** START OF Task inputs **

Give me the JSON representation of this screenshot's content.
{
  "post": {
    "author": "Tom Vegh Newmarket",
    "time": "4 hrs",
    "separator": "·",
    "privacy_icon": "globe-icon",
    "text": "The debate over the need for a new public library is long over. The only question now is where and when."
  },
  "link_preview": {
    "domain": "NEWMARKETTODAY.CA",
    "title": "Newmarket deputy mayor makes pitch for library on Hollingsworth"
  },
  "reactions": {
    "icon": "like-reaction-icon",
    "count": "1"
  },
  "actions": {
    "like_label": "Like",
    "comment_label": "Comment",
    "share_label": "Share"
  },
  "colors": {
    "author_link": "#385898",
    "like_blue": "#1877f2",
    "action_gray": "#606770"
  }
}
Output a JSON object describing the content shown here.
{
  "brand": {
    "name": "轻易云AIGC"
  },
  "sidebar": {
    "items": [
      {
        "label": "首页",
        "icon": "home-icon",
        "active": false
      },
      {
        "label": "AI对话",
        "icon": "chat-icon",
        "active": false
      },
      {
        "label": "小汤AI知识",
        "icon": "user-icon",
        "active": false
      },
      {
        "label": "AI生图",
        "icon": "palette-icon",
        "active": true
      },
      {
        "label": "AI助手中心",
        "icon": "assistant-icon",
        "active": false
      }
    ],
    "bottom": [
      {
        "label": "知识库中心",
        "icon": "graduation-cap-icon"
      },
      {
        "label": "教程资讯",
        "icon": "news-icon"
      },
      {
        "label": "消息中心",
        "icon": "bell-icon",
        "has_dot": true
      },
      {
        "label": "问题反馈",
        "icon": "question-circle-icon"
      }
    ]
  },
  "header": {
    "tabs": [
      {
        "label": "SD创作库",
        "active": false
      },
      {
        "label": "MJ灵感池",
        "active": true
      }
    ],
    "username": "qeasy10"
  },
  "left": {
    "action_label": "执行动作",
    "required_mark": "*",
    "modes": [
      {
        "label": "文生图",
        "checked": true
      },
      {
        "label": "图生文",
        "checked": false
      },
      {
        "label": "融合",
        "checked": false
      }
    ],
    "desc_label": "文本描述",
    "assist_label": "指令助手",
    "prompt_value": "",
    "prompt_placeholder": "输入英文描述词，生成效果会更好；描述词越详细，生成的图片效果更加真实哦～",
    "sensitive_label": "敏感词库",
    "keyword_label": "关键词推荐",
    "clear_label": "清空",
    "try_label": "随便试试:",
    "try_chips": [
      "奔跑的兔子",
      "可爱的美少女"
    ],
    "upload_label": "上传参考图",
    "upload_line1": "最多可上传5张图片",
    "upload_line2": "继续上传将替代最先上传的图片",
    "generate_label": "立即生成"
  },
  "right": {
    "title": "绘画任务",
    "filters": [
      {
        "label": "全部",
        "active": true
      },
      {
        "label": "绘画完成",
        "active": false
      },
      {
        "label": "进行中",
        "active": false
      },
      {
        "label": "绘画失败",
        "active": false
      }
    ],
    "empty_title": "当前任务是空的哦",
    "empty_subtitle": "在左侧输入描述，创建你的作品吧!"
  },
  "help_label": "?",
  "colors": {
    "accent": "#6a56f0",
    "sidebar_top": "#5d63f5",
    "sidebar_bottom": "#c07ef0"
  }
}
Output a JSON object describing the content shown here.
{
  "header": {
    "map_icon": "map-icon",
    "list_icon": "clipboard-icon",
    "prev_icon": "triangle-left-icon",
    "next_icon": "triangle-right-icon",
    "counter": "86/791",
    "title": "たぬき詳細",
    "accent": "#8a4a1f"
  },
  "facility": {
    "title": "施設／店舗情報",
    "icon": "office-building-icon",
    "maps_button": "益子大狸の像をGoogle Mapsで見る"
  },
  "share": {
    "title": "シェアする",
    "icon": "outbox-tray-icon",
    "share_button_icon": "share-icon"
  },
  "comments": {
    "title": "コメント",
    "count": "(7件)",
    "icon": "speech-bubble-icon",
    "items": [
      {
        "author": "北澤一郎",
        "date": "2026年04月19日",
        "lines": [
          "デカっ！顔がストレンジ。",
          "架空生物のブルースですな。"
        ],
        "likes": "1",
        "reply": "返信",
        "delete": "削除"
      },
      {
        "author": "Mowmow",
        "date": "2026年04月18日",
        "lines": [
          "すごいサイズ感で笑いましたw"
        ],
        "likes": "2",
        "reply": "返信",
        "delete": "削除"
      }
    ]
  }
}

** END OF Task inputs **

Exercise task → Scan the data above; copy every line where "right" appears.

Completed task →
  "right": {
    "next_icon": "triangle-right-icon",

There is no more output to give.